WHAT IS ASKED: Go through the listing and set it down exactly, leaving out its pictures.

--- --- ---

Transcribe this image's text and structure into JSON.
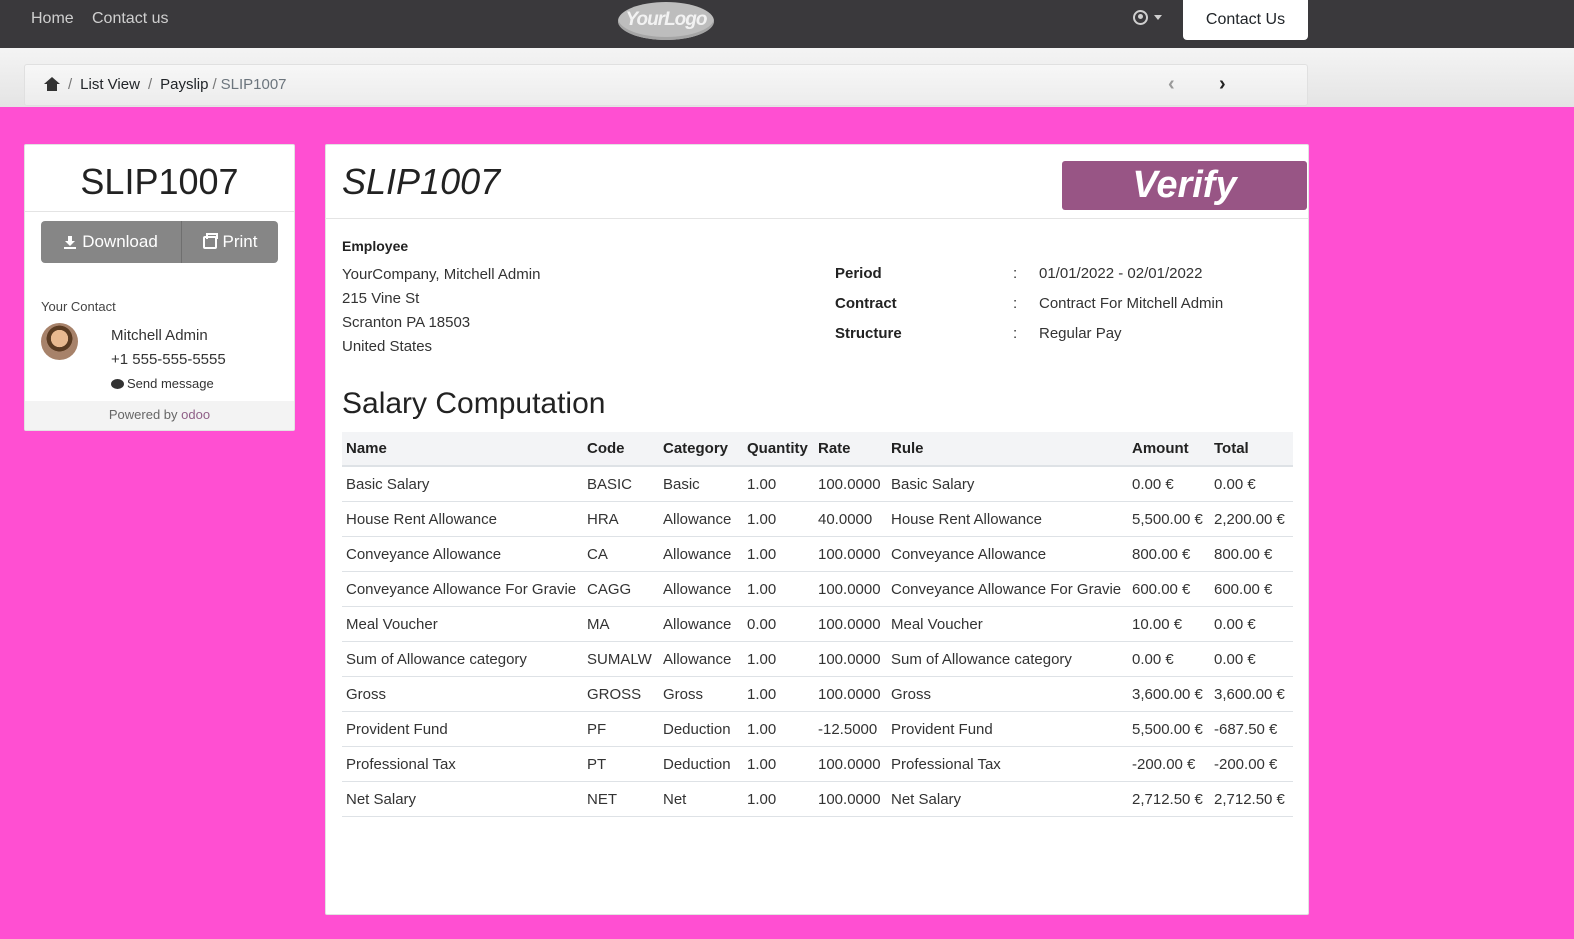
{
  "navbar": {
    "links": [
      "Home",
      "Contact us"
    ],
    "logo_text": "YourLogo",
    "contact_button": "Contact Us"
  },
  "breadcrumb": {
    "items": [
      "List View",
      "Payslip"
    ],
    "separator": "/",
    "active": "SLIP1007"
  },
  "pager": {
    "prev": "‹",
    "next": "›"
  },
  "sidebar": {
    "title": "SLIP1007",
    "download_label": "Download",
    "print_label": "Print",
    "your_contact_label": "Your Contact",
    "contact_name": "Mitchell Admin",
    "contact_phone": "+1 555-555-5555",
    "send_message_label": "Send message",
    "powered_by": "Powered by",
    "powered_brand": "odoo"
  },
  "main": {
    "title": "SLIP1007",
    "verify_label": "Verify",
    "employee_label": "Employee",
    "address": [
      "YourCompany, Mitchell Admin",
      "215 Vine St",
      "Scranton PA 18503",
      "United States"
    ],
    "info": [
      {
        "label": "Period",
        "value": "01/01/2022 - 02/01/2022"
      },
      {
        "label": "Contract",
        "value": "Contract For Mitchell Admin"
      },
      {
        "label": "Structure",
        "value": "Regular Pay"
      }
    ],
    "section_title": "Salary Computation",
    "table": {
      "headers": [
        "Name",
        "Code",
        "Category",
        "Quantity",
        "Rate",
        "Rule",
        "Amount",
        "Total"
      ],
      "rows": [
        [
          "Basic Salary",
          "BASIC",
          "Basic",
          "1.00",
          "100.0000",
          "Basic Salary",
          "0.00 €",
          "0.00 €"
        ],
        [
          "House Rent Allowance",
          "HRA",
          "Allowance",
          "1.00",
          "40.0000",
          "House Rent Allowance",
          "5,500.00 €",
          "2,200.00 €"
        ],
        [
          "Conveyance Allowance",
          "CA",
          "Allowance",
          "1.00",
          "100.0000",
          "Conveyance Allowance",
          "800.00 €",
          "800.00 €"
        ],
        [
          "Conveyance Allowance For Gravie",
          "CAGG",
          "Allowance",
          "1.00",
          "100.0000",
          "Conveyance Allowance For Gravie",
          "600.00 €",
          "600.00 €"
        ],
        [
          "Meal Voucher",
          "MA",
          "Allowance",
          "0.00",
          "100.0000",
          "Meal Voucher",
          "10.00 €",
          "0.00 €"
        ],
        [
          "Sum of Allowance category",
          "SUMALW",
          "Allowance",
          "1.00",
          "100.0000",
          "Sum of Allowance category",
          "0.00 €",
          "0.00 €"
        ],
        [
          "Gross",
          "GROSS",
          "Gross",
          "1.00",
          "100.0000",
          "Gross",
          "3,600.00 €",
          "3,600.00 €"
        ],
        [
          "Provident Fund",
          "PF",
          "Deduction",
          "1.00",
          "-12.5000",
          "Provident Fund",
          "5,500.00 €",
          "-687.50 €"
        ],
        [
          "Professional Tax",
          "PT",
          "Deduction",
          "1.00",
          "100.0000",
          "Professional Tax",
          "-200.00 €",
          "-200.00 €"
        ],
        [
          "Net Salary",
          "NET",
          "Net",
          "1.00",
          "100.0000",
          "Net Salary",
          "2,712.50 €",
          "2,712.50 €"
        ]
      ]
    }
  },
  "colors": {
    "page_background": "#ff4fd2",
    "navbar": "#3a393c",
    "verify_button": "#985585",
    "gray_button": "#868686"
  }
}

--- --- ---

RESPONSE FOR THIS EXERCISE:
Transcribe this image's text and structure into JSON.
{
  "navbar": {
    "links": [
      "Home",
      "Contact us"
    ],
    "logo_text": "YourLogo",
    "contact_button": "Contact Us"
  },
  "breadcrumb": {
    "items": [
      "List View",
      "Payslip"
    ],
    "separator": "/",
    "active": "SLIP1007"
  },
  "pager": {
    "prev": "‹",
    "next": "›"
  },
  "sidebar": {
    "title": "SLIP1007",
    "download_label": "Download",
    "print_label": "Print",
    "your_contact_label": "Your Contact",
    "contact_name": "Mitchell Admin",
    "contact_phone": "+1 555-555-5555",
    "send_message_label": "Send message",
    "powered_by": "Powered by",
    "powered_brand": "odoo"
  },
  "main": {
    "title": "SLIP1007",
    "verify_label": "Verify",
    "employee_label": "Employee",
    "address": [
      "YourCompany, Mitchell Admin",
      "215 Vine St",
      "Scranton PA 18503",
      "United States"
    ],
    "info": [
      {
        "label": "Period",
        "value": "01/01/2022 - 02/01/2022"
      },
      {
        "label": "Contract",
        "value": "Contract For Mitchell Admin"
      },
      {
        "label": "Structure",
        "value": "Regular Pay"
      }
    ],
    "section_title": "Salary Computation",
    "table": {
      "headers": [
        "Name",
        "Code",
        "Category",
        "Quantity",
        "Rate",
        "Rule",
        "Amount",
        "Total"
      ],
      "rows": [
        [
          "Basic Salary",
          "BASIC",
          "Basic",
          "1.00",
          "100.0000",
          "Basic Salary",
          "0.00 €",
          "0.00 €"
        ],
        [
          "House Rent Allowance",
          "HRA",
          "Allowance",
          "1.00",
          "40.0000",
          "House Rent Allowance",
          "5,500.00 €",
          "2,200.00 €"
        ],
        [
          "Conveyance Allowance",
          "CA",
          "Allowance",
          "1.00",
          "100.0000",
          "Conveyance Allowance",
          "800.00 €",
          "800.00 €"
        ],
        [
          "Conveyance Allowance For Gravie",
          "CAGG",
          "Allowance",
          "1.00",
          "100.0000",
          "Conveyance Allowance For Gravie",
          "600.00 €",
          "600.00 €"
        ],
        [
          "Meal Voucher",
          "MA",
          "Allowance",
          "0.00",
          "100.0000",
          "Meal Voucher",
          "10.00 €",
          "0.00 €"
        ],
        [
          "Sum of Allowance category",
          "SUMALW",
          "Allowance",
          "1.00",
          "100.0000",
          "Sum of Allowance category",
          "0.00 €",
          "0.00 €"
        ],
        [
          "Gross",
          "GROSS",
          "Gross",
          "1.00",
          "100.0000",
          "Gross",
          "3,600.00 €",
          "3,600.00 €"
        ],
        [
          "Provident Fund",
          "PF",
          "Deduction",
          "1.00",
          "-12.5000",
          "Provident Fund",
          "5,500.00 €",
          "-687.50 €"
        ],
        [
          "Professional Tax",
          "PT",
          "Deduction",
          "1.00",
          "100.0000",
          "Professional Tax",
          "-200.00 €",
          "-200.00 €"
        ],
        [
          "Net Salary",
          "NET",
          "Net",
          "1.00",
          "100.0000",
          "Net Salary",
          "2,712.50 €",
          "2,712.50 €"
        ]
      ]
    }
  },
  "colors": {
    "page_background": "#ff4fd2",
    "navbar": "#3a393c",
    "verify_button": "#985585",
    "gray_button": "#868686"
  }
}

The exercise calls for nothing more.